- **Data shown**
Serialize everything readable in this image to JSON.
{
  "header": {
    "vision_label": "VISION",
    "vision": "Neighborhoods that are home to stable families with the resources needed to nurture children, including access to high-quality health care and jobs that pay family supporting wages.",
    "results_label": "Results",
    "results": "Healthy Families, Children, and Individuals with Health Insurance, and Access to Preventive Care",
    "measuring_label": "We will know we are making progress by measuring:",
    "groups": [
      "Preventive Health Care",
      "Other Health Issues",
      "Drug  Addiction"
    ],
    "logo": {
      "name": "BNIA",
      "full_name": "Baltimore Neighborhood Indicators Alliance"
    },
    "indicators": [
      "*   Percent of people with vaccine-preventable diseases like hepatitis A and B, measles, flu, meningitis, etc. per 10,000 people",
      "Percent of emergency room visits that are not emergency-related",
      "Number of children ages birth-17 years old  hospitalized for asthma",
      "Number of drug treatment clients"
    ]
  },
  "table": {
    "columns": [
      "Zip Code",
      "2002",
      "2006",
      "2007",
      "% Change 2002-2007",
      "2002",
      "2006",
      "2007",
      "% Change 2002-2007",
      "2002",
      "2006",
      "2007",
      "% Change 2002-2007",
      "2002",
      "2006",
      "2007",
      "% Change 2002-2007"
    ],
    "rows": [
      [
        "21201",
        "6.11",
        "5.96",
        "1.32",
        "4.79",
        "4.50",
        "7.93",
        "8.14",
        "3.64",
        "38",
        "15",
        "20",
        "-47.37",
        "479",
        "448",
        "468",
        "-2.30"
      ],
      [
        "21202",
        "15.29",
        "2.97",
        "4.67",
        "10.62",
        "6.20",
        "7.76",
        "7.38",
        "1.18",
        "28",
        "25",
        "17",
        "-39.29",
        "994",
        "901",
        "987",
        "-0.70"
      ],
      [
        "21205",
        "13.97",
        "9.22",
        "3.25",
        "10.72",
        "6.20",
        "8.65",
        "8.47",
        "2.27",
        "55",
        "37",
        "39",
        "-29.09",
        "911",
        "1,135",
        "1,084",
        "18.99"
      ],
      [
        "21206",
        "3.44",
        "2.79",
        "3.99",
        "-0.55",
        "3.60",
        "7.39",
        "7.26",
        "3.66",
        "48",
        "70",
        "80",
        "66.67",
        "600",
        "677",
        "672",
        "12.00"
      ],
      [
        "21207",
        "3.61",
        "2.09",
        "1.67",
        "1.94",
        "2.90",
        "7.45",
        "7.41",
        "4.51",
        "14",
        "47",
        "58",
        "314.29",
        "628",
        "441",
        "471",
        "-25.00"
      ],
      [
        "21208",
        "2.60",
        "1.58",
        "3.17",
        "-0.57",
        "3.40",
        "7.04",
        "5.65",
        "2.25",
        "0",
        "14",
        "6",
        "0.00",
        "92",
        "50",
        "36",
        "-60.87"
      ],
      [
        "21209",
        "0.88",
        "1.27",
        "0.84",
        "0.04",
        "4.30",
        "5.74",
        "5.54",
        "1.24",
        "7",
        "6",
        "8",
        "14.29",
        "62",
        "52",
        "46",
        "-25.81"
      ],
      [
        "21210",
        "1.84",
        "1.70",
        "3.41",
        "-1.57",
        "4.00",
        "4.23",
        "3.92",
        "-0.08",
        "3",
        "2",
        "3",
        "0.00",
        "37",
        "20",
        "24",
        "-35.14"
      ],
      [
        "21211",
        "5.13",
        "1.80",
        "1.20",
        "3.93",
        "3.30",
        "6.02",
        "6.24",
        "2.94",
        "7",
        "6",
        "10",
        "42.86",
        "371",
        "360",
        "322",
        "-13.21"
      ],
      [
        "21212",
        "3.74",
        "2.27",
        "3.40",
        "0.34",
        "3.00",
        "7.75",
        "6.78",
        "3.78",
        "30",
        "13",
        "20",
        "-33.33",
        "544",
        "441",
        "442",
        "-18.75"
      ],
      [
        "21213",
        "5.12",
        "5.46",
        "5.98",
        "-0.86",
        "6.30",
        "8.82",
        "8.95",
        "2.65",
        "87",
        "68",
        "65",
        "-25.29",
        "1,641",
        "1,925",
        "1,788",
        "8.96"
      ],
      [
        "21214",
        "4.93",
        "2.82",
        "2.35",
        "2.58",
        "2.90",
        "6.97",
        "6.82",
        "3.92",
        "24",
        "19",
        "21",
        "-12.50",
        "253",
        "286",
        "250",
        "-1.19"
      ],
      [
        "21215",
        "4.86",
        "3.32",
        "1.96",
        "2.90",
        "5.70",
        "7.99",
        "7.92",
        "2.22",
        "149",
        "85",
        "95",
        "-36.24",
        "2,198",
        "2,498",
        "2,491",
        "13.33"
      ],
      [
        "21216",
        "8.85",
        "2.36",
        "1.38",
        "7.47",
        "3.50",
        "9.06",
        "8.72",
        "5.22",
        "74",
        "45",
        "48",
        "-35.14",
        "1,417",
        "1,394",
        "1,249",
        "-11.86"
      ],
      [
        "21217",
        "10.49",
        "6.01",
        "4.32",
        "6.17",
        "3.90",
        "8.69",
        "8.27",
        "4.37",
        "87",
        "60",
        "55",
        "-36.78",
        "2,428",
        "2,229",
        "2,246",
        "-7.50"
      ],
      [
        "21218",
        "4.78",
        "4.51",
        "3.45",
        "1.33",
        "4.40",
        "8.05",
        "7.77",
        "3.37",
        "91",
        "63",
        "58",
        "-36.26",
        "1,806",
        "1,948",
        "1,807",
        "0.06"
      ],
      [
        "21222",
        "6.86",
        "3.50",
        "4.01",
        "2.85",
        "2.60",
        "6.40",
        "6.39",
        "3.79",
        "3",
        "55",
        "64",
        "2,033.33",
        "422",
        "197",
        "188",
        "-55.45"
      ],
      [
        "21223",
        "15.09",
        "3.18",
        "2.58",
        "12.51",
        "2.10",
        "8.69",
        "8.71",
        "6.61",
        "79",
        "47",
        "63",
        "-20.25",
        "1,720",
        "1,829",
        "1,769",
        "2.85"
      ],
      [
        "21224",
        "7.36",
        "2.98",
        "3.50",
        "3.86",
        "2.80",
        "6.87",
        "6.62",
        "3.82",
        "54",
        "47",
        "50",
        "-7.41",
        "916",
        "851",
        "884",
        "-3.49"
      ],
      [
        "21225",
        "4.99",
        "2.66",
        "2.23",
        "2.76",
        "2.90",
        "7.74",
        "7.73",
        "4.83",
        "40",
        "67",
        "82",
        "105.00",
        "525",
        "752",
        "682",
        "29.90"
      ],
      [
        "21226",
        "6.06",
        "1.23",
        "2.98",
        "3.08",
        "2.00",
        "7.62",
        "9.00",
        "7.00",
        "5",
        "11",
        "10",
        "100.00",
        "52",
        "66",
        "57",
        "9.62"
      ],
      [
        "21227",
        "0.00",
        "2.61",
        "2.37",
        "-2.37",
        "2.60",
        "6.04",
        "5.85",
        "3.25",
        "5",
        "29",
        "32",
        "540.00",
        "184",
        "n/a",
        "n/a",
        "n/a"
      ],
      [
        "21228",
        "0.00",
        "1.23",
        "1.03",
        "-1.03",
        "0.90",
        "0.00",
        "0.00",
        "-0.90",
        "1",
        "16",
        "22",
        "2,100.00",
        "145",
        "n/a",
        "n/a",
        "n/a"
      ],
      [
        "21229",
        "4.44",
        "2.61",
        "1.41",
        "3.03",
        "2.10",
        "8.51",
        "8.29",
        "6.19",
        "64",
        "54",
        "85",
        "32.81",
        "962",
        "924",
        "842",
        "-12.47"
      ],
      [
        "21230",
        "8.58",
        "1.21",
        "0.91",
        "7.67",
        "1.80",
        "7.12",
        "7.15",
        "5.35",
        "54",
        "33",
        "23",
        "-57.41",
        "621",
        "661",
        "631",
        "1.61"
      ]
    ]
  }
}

- **Description of the task**
Extract the entries above verbatim.

- **The result**
Serialize everything readable in this image to JSON.
{
  "header": {
    "vision_label": "VISION",
    "vision": "Neighborhoods that are home to stable families with the resources needed to nurture children, including access to high-quality health care and jobs that pay family supporting wages.",
    "results_label": "Results",
    "results": "Healthy Families, Children, and Individuals with Health Insurance, and Access to Preventive Care",
    "measuring_label": "We will know we are making progress by measuring:",
    "groups": [
      "Preventive Health Care",
      "Other Health Issues",
      "Drug  Addiction"
    ],
    "logo": {
      "name": "BNIA",
      "full_name": "Baltimore Neighborhood Indicators Alliance"
    },
    "indicators": [
      "*   Percent of people with vaccine-preventable diseases like hepatitis A and B, measles, flu, meningitis, etc. per 10,000 people",
      "Percent of emergency room visits that are not emergency-related",
      "Number of children ages birth-17 years old  hospitalized for asthma",
      "Number of drug treatment clients"
    ]
  },
  "table": {
    "columns": [
      "Zip Code",
      "2002",
      "2006",
      "2007",
      "% Change 2002-2007",
      "2002",
      "2006",
      "2007",
      "% Change 2002-2007",
      "2002",
      "2006",
      "2007",
      "% Change 2002-2007",
      "2002",
      "2006",
      "2007",
      "% Change 2002-2007"
    ],
    "rows": [
      [
        "21201",
        "6.11",
        "5.96",
        "1.32",
        "4.79",
        "4.50",
        "7.93",
        "8.14",
        "3.64",
        "38",
        "15",
        "20",
        "-47.37",
        "479",
        "448",
        "468",
        "-2.30"
      ],
      [
        "21202",
        "15.29",
        "2.97",
        "4.67",
        "10.62",
        "6.20",
        "7.76",
        "7.38",
        "1.18",
        "28",
        "25",
        "17",
        "-39.29",
        "994",
        "901",
        "987",
        "-0.70"
      ],
      [
        "21205",
        "13.97",
        "9.22",
        "3.25",
        "10.72",
        "6.20",
        "8.65",
        "8.47",
        "2.27",
        "55",
        "37",
        "39",
        "-29.09",
        "911",
        "1,135",
        "1,084",
        "18.99"
      ],
      [
        "21206",
        "3.44",
        "2.79",
        "3.99",
        "-0.55",
        "3.60",
        "7.39",
        "7.26",
        "3.66",
        "48",
        "70",
        "80",
        "66.67",
        "600",
        "677",
        "672",
        "12.00"
      ],
      [
        "21207",
        "3.61",
        "2.09",
        "1.67",
        "1.94",
        "2.90",
        "7.45",
        "7.41",
        "4.51",
        "14",
        "47",
        "58",
        "314.29",
        "628",
        "441",
        "471",
        "-25.00"
      ],
      [
        "21208",
        "2.60",
        "1.58",
        "3.17",
        "-0.57",
        "3.40",
        "7.04",
        "5.65",
        "2.25",
        "0",
        "14",
        "6",
        "0.00",
        "92",
        "50",
        "36",
        "-60.87"
      ],
      [
        "21209",
        "0.88",
        "1.27",
        "0.84",
        "0.04",
        "4.30",
        "5.74",
        "5.54",
        "1.24",
        "7",
        "6",
        "8",
        "14.29",
        "62",
        "52",
        "46",
        "-25.81"
      ],
      [
        "21210",
        "1.84",
        "1.70",
        "3.41",
        "-1.57",
        "4.00",
        "4.23",
        "3.92",
        "-0.08",
        "3",
        "2",
        "3",
        "0.00",
        "37",
        "20",
        "24",
        "-35.14"
      ],
      [
        "21211",
        "5.13",
        "1.80",
        "1.20",
        "3.93",
        "3.30",
        "6.02",
        "6.24",
        "2.94",
        "7",
        "6",
        "10",
        "42.86",
        "371",
        "360",
        "322",
        "-13.21"
      ],
      [
        "21212",
        "3.74",
        "2.27",
        "3.40",
        "0.34",
        "3.00",
        "7.75",
        "6.78",
        "3.78",
        "30",
        "13",
        "20",
        "-33.33",
        "544",
        "441",
        "442",
        "-18.75"
      ],
      [
        "21213",
        "5.12",
        "5.46",
        "5.98",
        "-0.86",
        "6.30",
        "8.82",
        "8.95",
        "2.65",
        "87",
        "68",
        "65",
        "-25.29",
        "1,641",
        "1,925",
        "1,788",
        "8.96"
      ],
      [
        "21214",
        "4.93",
        "2.82",
        "2.35",
        "2.58",
        "2.90",
        "6.97",
        "6.82",
        "3.92",
        "24",
        "19",
        "21",
        "-12.50",
        "253",
        "286",
        "250",
        "-1.19"
      ],
      [
        "21215",
        "4.86",
        "3.32",
        "1.96",
        "2.90",
        "5.70",
        "7.99",
        "7.92",
        "2.22",
        "149",
        "85",
        "95",
        "-36.24",
        "2,198",
        "2,498",
        "2,491",
        "13.33"
      ],
      [
        "21216",
        "8.85",
        "2.36",
        "1.38",
        "7.47",
        "3.50",
        "9.06",
        "8.72",
        "5.22",
        "74",
        "45",
        "48",
        "-35.14",
        "1,417",
        "1,394",
        "1,249",
        "-11.86"
      ],
      [
        "21217",
        "10.49",
        "6.01",
        "4.32",
        "6.17",
        "3.90",
        "8.69",
        "8.27",
        "4.37",
        "87",
        "60",
        "55",
        "-36.78",
        "2,428",
        "2,229",
        "2,246",
        "-7.50"
      ],
      [
        "21218",
        "4.78",
        "4.51",
        "3.45",
        "1.33",
        "4.40",
        "8.05",
        "7.77",
        "3.37",
        "91",
        "63",
        "58",
        "-36.26",
        "1,806",
        "1,948",
        "1,807",
        "0.06"
      ],
      [
        "21222",
        "6.86",
        "3.50",
        "4.01",
        "2.85",
        "2.60",
        "6.40",
        "6.39",
        "3.79",
        "3",
        "55",
        "64",
        "2,033.33",
        "422",
        "197",
        "188",
        "-55.45"
      ],
      [
        "21223",
        "15.09",
        "3.18",
        "2.58",
        "12.51",
        "2.10",
        "8.69",
        "8.71",
        "6.61",
        "79",
        "47",
        "63",
        "-20.25",
        "1,720",
        "1,829",
        "1,769",
        "2.85"
      ],
      [
        "21224",
        "7.36",
        "2.98",
        "3.50",
        "3.86",
        "2.80",
        "6.87",
        "6.62",
        "3.82",
        "54",
        "47",
        "50",
        "-7.41",
        "916",
        "851",
        "884",
        "-3.49"
      ],
      [
        "21225",
        "4.99",
        "2.66",
        "2.23",
        "2.76",
        "2.90",
        "7.74",
        "7.73",
        "4.83",
        "40",
        "67",
        "82",
        "105.00",
        "525",
        "752",
        "682",
        "29.90"
      ],
      [
        "21226",
        "6.06",
        "1.23",
        "2.98",
        "3.08",
        "2.00",
        "7.62",
        "9.00",
        "7.00",
        "5",
        "11",
        "10",
        "100.00",
        "52",
        "66",
        "57",
        "9.62"
      ],
      [
        "21227",
        "0.00",
        "2.61",
        "2.37",
        "-2.37",
        "2.60",
        "6.04",
        "5.85",
        "3.25",
        "5",
        "29",
        "32",
        "540.00",
        "184",
        "n/a",
        "n/a",
        "n/a"
      ],
      [
        "21228",
        "0.00",
        "1.23",
        "1.03",
        "-1.03",
        "0.90",
        "0.00",
        "0.00",
        "-0.90",
        "1",
        "16",
        "22",
        "2,100.00",
        "145",
        "n/a",
        "n/a",
        "n/a"
      ],
      [
        "21229",
        "4.44",
        "2.61",
        "1.41",
        "3.03",
        "2.10",
        "8.51",
        "8.29",
        "6.19",
        "64",
        "54",
        "85",
        "32.81",
        "962",
        "924",
        "842",
        "-12.47"
      ],
      [
        "21230",
        "8.58",
        "1.21",
        "0.91",
        "7.67",
        "1.80",
        "7.12",
        "7.15",
        "5.35",
        "54",
        "33",
        "23",
        "-57.41",
        "621",
        "661",
        "631",
        "1.61"
      ]
    ]
  }
}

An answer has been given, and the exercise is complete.